(Dataset entries)
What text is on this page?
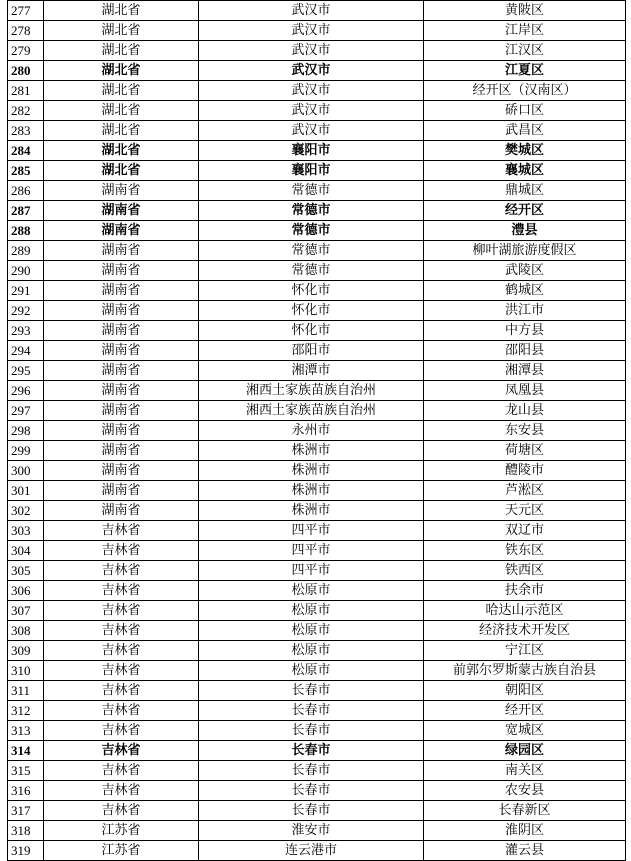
277	湖北省	武汉市	黄陂区
278	湖北省	武汉市	江岸区
279	湖北省	武汉市	江汉区
280	湖北省	武汉市	江夏区
281	湖北省	武汉市	经开区（汉南区）
282	湖北省	武汉市	硚口区
283	湖北省	武汉市	武昌区
284	湖北省	襄阳市	樊城区
285	湖北省	襄阳市	襄城区
286	湖南省	常德市	鼎城区
287	湖南省	常德市	经开区
288	湖南省	常德市	澧县
289	湖南省	常德市	柳叶湖旅游度假区
290	湖南省	常德市	武陵区
291	湖南省	怀化市	鹤城区
292	湖南省	怀化市	洪江市
293	湖南省	怀化市	中方县
294	湖南省	邵阳市	邵阳县
295	湖南省	湘潭市	湘潭县
296	湖南省	湘西土家族苗族自治州	凤凰县
297	湖南省	湘西土家族苗族自治州	龙山县
298	湖南省	永州市	东安县
299	湖南省	株洲市	荷塘区
300	湖南省	株洲市	醴陵市
301	湖南省	株洲市	芦淞区
302	湖南省	株洲市	天元区
303	吉林省	四平市	双辽市
304	吉林省	四平市	铁东区
305	吉林省	四平市	铁西区
306	吉林省	松原市	扶余市
307	吉林省	松原市	哈达山示范区
308	吉林省	松原市	经济技术开发区
309	吉林省	松原市	宁江区
310	吉林省	松原市	前郭尔罗斯蒙古族自治县
311	吉林省	长春市	朝阳区
312	吉林省	长春市	经开区
313	吉林省	长春市	宽城区
314	吉林省	长春市	绿园区
315	吉林省	长春市	南关区
316	吉林省	长春市	农安县
317	吉林省	长春市	长春新区
318	江苏省	淮安市	淮阴区
319	江苏省	连云港市	灌云县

**Directive**
Restate the data above word for word. Do not include the images.

**Answer to this task**
What text is on this page?
277	湖北省	武汉市	黄陂区
278	湖北省	武汉市	江岸区
279	湖北省	武汉市	江汉区
280	湖北省	武汉市	江夏区
281	湖北省	武汉市	经开区（汉南区）
282	湖北省	武汉市	硚口区
283	湖北省	武汉市	武昌区
284	湖北省	襄阳市	樊城区
285	湖北省	襄阳市	襄城区
286	湖南省	常德市	鼎城区
287	湖南省	常德市	经开区
288	湖南省	常德市	澧县
289	湖南省	常德市	柳叶湖旅游度假区
290	湖南省	常德市	武陵区
291	湖南省	怀化市	鹤城区
292	湖南省	怀化市	洪江市
293	湖南省	怀化市	中方县
294	湖南省	邵阳市	邵阳县
295	湖南省	湘潭市	湘潭县
296	湖南省	湘西土家族苗族自治州	凤凰县
297	湖南省	湘西土家族苗族自治州	龙山县
298	湖南省	永州市	东安县
299	湖南省	株洲市	荷塘区
300	湖南省	株洲市	醴陵市
301	湖南省	株洲市	芦淞区
302	湖南省	株洲市	天元区
303	吉林省	四平市	双辽市
304	吉林省	四平市	铁东区
305	吉林省	四平市	铁西区
306	吉林省	松原市	扶余市
307	吉林省	松原市	哈达山示范区
308	吉林省	松原市	经济技术开发区
309	吉林省	松原市	宁江区
310	吉林省	松原市	前郭尔罗斯蒙古族自治县
311	吉林省	长春市	朝阳区
312	吉林省	长春市	经开区
313	吉林省	长春市	宽城区
314	吉林省	长春市	绿园区
315	吉林省	长春市	南关区
316	吉林省	长春市	农安县
317	吉林省	长春市	长春新区
318	江苏省	淮安市	淮阴区
319	江苏省	连云港市	灌云县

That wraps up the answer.